* _ARTÍCULO_
=====

Desde los setenta hasta ahora han veraneado en Careyes algunos de los más ricos del mundo y tienen residencia fija los herederos de la aristocracia europea, especialmente italiana y francesa. No se habla de dinero, ni de negocios —”es de mal gusto”, cuenta uno de sus residentes—. Hablar al menos tres idiomas resulta un requisito no escrito, pero imprescindible para ser aceptado. Y, a ser posible, los candidatos a adquirir un terreno o una de las mansiones a la venta deben ser ricos de toda la vida. Hay pocos propietarios estadounidenses, se aboga por una clase alta europea o europeizada. Unos de los primeros socios del proyecto de Careyes en los setenta fueron Gregorio Rossi di Montelera, heredero de la fortuna de Martini & Rossi, y el barón Marcel Bich, inventor de los bolígrafos que llevan su nombre. Por estas playas pasaron James Goldsmith, uno de los empresarios más ricos de Inglaterra en aquellos años; Gianni Agnelli, y Umberto de Italia. Después, han visitado esta zona Rod Stewart, Naomi Campbell, Luis Miguel, Cindy Crawford, Richard Gere o Miguel Bosé.

=====

* _LISTADO DE DATOS_
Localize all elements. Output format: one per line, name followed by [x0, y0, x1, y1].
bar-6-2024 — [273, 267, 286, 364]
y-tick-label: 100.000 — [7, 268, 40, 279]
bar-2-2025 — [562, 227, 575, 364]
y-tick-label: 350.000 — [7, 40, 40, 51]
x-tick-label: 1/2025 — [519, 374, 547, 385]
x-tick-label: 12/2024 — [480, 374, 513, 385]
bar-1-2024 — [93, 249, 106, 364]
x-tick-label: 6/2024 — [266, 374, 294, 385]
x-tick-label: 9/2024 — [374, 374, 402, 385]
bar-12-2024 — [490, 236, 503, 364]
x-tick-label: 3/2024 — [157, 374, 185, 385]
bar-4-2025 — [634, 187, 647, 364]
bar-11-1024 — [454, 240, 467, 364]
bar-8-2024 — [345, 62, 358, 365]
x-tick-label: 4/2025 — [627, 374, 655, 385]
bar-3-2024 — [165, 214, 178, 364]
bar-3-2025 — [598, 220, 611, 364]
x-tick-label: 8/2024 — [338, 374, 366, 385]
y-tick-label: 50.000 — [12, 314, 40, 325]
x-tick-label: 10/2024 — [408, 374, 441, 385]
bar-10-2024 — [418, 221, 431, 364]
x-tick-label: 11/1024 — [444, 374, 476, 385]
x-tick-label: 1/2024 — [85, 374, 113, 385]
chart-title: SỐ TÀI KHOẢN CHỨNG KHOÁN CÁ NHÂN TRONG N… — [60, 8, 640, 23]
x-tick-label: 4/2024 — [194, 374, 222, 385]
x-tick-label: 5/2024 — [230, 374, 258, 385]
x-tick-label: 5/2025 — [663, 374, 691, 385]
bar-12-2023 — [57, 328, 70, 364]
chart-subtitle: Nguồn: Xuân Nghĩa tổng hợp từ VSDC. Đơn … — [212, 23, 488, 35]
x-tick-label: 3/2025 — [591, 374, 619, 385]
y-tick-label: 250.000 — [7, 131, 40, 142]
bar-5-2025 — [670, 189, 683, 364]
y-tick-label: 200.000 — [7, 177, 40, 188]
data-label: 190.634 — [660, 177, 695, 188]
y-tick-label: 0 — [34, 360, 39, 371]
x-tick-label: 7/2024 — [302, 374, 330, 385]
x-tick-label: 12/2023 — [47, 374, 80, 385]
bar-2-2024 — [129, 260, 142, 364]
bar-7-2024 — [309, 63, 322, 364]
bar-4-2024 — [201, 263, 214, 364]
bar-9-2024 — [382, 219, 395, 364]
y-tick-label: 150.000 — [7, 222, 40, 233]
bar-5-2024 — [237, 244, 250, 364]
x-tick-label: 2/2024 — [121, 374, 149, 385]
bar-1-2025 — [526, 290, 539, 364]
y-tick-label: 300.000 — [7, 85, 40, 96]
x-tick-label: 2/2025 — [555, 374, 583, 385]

=====

* _DETALLES DEL PROBLEMA_
Enumera todas las personas que el artículo sobre Careyes cita en la oración que comienza con «Después, han visitado esta zona».

* _RESPUESTA ESPERADA_
Rod Stewart, Naomi Campbell, Luis Miguel, Cindy Crawford, Richard Gere y Miguel Bosé.